[Figure content listings]
===============

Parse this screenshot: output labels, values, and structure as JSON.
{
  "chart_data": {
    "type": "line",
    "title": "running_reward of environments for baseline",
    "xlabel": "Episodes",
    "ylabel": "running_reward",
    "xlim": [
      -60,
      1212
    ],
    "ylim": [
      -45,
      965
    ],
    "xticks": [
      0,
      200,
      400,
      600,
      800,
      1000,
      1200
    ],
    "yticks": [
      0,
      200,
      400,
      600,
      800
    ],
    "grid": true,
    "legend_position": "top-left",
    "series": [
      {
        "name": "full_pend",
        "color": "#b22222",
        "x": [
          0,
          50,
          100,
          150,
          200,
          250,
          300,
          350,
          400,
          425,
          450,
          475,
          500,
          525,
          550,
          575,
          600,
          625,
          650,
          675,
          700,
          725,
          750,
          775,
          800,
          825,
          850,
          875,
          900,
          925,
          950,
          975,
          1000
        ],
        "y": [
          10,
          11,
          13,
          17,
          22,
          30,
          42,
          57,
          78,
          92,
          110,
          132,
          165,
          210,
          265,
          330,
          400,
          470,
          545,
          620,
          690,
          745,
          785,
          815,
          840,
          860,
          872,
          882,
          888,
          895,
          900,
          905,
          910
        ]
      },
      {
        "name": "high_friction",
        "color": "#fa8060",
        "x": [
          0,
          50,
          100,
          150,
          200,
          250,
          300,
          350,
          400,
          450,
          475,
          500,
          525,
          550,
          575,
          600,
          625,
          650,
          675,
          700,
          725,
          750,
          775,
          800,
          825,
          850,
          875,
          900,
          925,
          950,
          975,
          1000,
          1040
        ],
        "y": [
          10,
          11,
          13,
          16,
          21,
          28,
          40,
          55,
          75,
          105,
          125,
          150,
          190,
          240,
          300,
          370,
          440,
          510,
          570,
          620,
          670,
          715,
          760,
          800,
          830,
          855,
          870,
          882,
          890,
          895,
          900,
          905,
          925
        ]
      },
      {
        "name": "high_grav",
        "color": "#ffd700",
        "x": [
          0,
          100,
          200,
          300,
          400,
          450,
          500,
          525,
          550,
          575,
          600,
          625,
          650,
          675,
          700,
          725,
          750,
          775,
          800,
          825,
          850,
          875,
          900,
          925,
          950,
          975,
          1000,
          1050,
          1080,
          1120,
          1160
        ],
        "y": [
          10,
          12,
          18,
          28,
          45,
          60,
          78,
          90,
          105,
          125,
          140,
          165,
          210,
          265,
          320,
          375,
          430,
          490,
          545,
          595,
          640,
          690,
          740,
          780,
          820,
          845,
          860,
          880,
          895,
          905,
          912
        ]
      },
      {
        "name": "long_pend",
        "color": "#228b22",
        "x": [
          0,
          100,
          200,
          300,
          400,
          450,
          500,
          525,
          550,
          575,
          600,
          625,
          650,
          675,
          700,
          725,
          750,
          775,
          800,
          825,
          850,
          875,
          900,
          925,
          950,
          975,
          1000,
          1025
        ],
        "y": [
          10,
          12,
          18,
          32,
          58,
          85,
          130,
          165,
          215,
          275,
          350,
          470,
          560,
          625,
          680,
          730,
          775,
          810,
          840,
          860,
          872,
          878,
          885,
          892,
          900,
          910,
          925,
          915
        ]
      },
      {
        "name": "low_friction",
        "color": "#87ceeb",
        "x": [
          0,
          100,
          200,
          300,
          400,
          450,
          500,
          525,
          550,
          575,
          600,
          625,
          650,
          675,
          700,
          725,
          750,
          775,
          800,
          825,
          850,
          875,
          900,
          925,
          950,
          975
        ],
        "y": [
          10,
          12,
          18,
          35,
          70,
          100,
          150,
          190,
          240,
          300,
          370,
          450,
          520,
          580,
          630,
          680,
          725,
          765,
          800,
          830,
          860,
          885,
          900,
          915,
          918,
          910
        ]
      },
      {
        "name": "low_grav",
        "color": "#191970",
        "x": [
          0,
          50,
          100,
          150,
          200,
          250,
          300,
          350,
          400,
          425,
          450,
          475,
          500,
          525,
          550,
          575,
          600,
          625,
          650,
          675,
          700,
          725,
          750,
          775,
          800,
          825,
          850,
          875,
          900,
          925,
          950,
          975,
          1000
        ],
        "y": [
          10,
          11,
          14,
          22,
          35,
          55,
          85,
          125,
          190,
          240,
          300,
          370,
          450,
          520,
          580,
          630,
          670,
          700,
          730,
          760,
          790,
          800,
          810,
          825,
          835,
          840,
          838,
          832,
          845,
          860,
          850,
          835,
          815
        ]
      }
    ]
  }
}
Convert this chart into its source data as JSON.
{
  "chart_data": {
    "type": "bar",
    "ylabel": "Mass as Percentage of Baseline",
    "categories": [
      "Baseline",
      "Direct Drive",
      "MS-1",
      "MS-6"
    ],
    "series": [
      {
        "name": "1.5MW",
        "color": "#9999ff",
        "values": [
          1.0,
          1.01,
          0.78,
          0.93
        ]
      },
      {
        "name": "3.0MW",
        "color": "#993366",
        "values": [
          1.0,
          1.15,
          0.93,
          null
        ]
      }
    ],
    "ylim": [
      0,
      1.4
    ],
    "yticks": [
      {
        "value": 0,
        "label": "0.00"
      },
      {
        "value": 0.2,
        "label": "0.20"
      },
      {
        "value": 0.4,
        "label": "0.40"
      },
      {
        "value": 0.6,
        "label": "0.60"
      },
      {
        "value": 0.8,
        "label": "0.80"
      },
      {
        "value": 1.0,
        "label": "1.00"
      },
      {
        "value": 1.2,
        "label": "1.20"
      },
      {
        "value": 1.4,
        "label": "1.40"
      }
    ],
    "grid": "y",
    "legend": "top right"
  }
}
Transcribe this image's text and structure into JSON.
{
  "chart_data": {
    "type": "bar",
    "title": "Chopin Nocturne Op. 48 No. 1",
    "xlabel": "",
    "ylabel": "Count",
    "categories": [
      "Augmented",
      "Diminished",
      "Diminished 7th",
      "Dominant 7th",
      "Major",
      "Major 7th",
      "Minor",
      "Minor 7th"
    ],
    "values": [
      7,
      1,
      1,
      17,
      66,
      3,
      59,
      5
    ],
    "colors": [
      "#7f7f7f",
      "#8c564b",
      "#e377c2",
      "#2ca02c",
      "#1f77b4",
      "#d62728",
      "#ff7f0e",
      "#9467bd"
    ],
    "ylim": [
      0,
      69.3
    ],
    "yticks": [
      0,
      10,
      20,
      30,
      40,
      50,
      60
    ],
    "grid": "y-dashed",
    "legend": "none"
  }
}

===============

• **PROMPT**:
Reply with one number only: the count of lines in the entries that contain "title".

• **FULL OUTPUT**:
2